[Required task]
Within the records below, find each line that holds the string "子弹个数", then copy it.

Items from a dataset

+++

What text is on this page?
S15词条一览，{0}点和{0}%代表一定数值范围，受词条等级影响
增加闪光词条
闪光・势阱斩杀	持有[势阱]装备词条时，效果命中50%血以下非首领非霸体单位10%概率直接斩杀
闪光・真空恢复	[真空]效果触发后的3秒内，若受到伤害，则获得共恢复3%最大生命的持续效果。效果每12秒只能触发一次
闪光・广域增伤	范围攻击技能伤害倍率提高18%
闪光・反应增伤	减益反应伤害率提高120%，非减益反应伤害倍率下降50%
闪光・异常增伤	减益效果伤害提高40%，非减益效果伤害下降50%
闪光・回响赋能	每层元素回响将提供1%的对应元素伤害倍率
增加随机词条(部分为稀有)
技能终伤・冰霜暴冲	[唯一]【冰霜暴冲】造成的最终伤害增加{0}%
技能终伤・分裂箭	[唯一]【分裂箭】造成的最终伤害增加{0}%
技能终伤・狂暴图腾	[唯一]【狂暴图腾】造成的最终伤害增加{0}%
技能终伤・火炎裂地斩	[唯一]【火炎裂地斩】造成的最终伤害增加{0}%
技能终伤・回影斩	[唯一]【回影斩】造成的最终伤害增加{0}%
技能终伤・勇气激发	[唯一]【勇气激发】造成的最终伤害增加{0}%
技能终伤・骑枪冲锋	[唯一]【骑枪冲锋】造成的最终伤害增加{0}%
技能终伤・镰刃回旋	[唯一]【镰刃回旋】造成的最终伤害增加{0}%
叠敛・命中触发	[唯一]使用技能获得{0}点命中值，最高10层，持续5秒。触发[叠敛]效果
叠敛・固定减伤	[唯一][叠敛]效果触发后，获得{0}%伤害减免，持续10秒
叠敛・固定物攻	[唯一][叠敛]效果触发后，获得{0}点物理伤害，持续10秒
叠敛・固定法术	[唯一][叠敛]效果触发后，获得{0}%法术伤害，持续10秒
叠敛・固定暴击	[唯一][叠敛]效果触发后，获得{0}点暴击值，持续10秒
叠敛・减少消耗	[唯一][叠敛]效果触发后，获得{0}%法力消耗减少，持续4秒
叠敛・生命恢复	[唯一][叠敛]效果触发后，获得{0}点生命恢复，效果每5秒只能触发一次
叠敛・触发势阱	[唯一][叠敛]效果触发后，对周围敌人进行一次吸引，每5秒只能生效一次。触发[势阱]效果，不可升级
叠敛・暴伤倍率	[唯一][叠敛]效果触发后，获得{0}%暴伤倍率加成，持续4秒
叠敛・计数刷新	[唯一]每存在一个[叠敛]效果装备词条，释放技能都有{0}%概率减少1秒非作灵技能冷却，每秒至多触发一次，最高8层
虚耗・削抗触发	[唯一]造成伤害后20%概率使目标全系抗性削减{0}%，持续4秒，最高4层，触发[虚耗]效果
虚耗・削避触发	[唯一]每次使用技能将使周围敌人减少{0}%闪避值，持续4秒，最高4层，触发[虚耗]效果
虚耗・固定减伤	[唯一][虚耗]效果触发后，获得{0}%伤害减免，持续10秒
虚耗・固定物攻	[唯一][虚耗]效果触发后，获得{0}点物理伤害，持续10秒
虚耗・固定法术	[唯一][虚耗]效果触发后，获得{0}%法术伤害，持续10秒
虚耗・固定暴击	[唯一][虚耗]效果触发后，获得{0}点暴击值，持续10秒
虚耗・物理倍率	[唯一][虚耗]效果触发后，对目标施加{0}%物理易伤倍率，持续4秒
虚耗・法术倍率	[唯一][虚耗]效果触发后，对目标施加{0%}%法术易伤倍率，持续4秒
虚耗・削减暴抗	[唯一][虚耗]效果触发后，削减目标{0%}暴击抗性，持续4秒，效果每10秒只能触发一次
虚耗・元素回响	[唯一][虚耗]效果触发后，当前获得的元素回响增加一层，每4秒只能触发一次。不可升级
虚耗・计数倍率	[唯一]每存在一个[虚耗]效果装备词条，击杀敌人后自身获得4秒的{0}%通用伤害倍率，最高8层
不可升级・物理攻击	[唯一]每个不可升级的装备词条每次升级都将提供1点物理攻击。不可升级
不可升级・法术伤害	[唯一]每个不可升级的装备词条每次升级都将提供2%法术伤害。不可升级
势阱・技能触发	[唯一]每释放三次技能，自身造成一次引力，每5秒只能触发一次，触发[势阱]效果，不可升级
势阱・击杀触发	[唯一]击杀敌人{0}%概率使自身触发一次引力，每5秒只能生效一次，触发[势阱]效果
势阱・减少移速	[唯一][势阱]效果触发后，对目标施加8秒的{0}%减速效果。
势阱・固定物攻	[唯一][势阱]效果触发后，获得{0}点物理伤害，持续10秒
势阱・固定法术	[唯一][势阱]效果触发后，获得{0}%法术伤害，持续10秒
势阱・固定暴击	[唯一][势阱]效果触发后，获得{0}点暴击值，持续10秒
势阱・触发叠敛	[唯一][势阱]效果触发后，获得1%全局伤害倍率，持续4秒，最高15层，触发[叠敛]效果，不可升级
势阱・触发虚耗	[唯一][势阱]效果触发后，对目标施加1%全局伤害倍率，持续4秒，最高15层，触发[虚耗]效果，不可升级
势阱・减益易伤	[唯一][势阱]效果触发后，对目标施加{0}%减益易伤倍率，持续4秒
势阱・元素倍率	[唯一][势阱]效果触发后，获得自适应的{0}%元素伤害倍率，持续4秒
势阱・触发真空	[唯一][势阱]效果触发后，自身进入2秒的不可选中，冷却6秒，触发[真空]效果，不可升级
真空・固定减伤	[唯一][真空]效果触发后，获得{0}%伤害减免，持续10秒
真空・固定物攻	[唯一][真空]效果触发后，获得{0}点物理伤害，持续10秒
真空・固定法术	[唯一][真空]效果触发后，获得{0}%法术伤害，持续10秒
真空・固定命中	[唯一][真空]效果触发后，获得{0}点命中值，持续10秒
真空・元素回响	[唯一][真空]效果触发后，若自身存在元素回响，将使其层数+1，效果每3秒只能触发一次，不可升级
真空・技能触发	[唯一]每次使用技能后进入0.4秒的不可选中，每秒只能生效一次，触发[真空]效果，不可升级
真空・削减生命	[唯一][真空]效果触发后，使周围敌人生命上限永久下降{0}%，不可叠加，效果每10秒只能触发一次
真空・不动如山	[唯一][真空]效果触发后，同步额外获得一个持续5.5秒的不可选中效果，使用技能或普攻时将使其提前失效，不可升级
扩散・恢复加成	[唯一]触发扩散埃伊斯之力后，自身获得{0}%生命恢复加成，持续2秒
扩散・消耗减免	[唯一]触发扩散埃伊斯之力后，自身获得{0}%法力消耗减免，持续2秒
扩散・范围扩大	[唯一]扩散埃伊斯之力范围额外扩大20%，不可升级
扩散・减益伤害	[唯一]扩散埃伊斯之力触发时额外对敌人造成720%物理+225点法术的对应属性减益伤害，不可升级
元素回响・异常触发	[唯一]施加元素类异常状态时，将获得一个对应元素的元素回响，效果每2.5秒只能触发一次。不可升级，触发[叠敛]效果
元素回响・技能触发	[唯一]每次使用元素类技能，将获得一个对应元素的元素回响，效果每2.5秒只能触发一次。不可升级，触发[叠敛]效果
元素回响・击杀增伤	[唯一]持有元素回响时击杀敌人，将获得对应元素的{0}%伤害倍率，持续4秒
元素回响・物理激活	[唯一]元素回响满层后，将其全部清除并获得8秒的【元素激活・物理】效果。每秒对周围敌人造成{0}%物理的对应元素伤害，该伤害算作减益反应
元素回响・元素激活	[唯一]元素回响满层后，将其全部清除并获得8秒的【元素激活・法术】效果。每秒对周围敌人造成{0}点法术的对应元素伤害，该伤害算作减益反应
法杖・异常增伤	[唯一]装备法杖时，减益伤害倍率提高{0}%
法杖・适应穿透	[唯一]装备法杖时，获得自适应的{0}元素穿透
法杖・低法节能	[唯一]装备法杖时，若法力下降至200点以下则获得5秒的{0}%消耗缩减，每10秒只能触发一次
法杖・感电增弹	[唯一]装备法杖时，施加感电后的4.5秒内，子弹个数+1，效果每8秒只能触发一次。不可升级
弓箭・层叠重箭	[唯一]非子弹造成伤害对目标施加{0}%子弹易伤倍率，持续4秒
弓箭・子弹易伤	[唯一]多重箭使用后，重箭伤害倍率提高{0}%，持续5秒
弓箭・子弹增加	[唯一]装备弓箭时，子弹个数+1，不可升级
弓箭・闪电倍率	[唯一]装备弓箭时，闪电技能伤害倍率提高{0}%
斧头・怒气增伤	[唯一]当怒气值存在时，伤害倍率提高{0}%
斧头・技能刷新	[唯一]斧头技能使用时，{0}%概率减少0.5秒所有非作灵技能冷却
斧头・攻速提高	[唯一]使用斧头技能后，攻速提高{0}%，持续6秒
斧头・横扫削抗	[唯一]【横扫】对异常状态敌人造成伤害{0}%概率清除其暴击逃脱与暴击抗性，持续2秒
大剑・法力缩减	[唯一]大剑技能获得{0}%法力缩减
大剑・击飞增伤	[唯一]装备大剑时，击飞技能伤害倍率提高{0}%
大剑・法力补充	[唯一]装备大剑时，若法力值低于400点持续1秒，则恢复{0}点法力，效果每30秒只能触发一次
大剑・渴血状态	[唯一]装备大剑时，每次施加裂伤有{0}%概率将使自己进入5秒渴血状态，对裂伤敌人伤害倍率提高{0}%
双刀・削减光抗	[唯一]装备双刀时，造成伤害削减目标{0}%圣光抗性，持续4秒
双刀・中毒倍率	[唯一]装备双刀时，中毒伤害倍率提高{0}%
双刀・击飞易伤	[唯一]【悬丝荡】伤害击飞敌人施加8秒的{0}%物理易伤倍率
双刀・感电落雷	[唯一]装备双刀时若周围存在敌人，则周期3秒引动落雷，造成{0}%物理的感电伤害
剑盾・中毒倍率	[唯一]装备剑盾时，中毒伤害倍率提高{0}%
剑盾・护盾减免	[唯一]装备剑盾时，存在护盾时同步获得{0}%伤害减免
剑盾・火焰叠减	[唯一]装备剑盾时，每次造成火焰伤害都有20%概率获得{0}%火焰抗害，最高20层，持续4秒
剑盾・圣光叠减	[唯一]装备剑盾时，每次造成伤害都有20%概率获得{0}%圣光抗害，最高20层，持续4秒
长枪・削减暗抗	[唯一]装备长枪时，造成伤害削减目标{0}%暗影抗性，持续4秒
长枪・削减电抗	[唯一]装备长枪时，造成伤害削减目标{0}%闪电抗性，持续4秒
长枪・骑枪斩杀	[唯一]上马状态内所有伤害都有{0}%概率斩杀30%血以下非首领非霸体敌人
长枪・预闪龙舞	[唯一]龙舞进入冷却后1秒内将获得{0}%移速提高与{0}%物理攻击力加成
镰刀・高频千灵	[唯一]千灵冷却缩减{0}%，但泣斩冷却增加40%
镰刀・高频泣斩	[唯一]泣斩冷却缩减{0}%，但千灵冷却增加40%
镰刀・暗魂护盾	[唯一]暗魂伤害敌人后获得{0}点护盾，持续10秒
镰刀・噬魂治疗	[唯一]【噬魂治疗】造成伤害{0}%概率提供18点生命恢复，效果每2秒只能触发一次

+++

[Answer below]
法杖・感电增弹	[唯一]装备法杖时，施加感电后的4.5秒内，子弹个数+1，效果每8秒只能触发一次。不可升级
弓箭・子弹增加	[唯一]装备弓箭时，子弹个数+1，不可升级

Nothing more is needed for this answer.